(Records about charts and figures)
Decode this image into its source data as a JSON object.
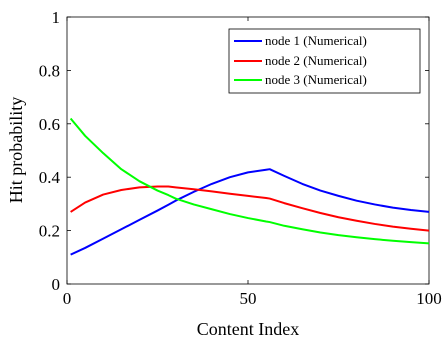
{
  "chart_data": {
    "type": "line",
    "title": "",
    "xlabel": "Content Index",
    "ylabel": "Hit probability",
    "xlim": [
      0,
      100
    ],
    "ylim": [
      0,
      1
    ],
    "xticks": [
      0,
      50,
      100
    ],
    "xtick_labels": [
      "0",
      "50",
      "100"
    ],
    "yticks": [
      0,
      0.2,
      0.4,
      0.6,
      0.8,
      1
    ],
    "ytick_labels": [
      "0",
      "0.2",
      "0.4",
      "0.6",
      "0.8",
      "1"
    ],
    "grid": false,
    "legend": {
      "position": "top-right"
    },
    "x": [
      1,
      5,
      10,
      15,
      20,
      25,
      28,
      30,
      35,
      40,
      45,
      50,
      55,
      56,
      60,
      65,
      70,
      75,
      80,
      85,
      90,
      95,
      100
    ],
    "series": [
      {
        "name": "node 1 (Numerical)",
        "color": "#0000ff",
        "values": [
          0.11,
          0.135,
          0.17,
          0.205,
          0.24,
          0.275,
          0.297,
          0.312,
          0.345,
          0.375,
          0.4,
          0.418,
          0.428,
          0.43,
          0.405,
          0.375,
          0.35,
          0.33,
          0.312,
          0.298,
          0.286,
          0.277,
          0.27
        ]
      },
      {
        "name": "node 2 (Numerical)",
        "color": "#ff0000",
        "values": [
          0.27,
          0.305,
          0.335,
          0.352,
          0.362,
          0.365,
          0.365,
          0.362,
          0.355,
          0.347,
          0.338,
          0.33,
          0.322,
          0.32,
          0.303,
          0.284,
          0.266,
          0.25,
          0.237,
          0.225,
          0.215,
          0.207,
          0.2
        ]
      },
      {
        "name": "node 3 (Numerical)",
        "color": "#00ff00",
        "values": [
          0.62,
          0.555,
          0.49,
          0.43,
          0.385,
          0.35,
          0.333,
          0.32,
          0.298,
          0.28,
          0.262,
          0.247,
          0.234,
          0.232,
          0.218,
          0.205,
          0.193,
          0.183,
          0.175,
          0.168,
          0.162,
          0.157,
          0.152
        ]
      }
    ]
  }
}
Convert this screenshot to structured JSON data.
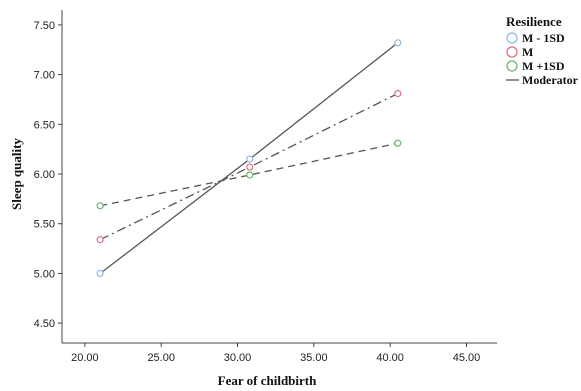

EXERCISE OBJECTIVE → Identify and extract each line of the listing that contains "name".

EXPECTED OUTPUT →
        "name": "node 1 (Numerical)",
        "name": "node 2 (Numerical)",
        "name": "node 3 (Numerical)",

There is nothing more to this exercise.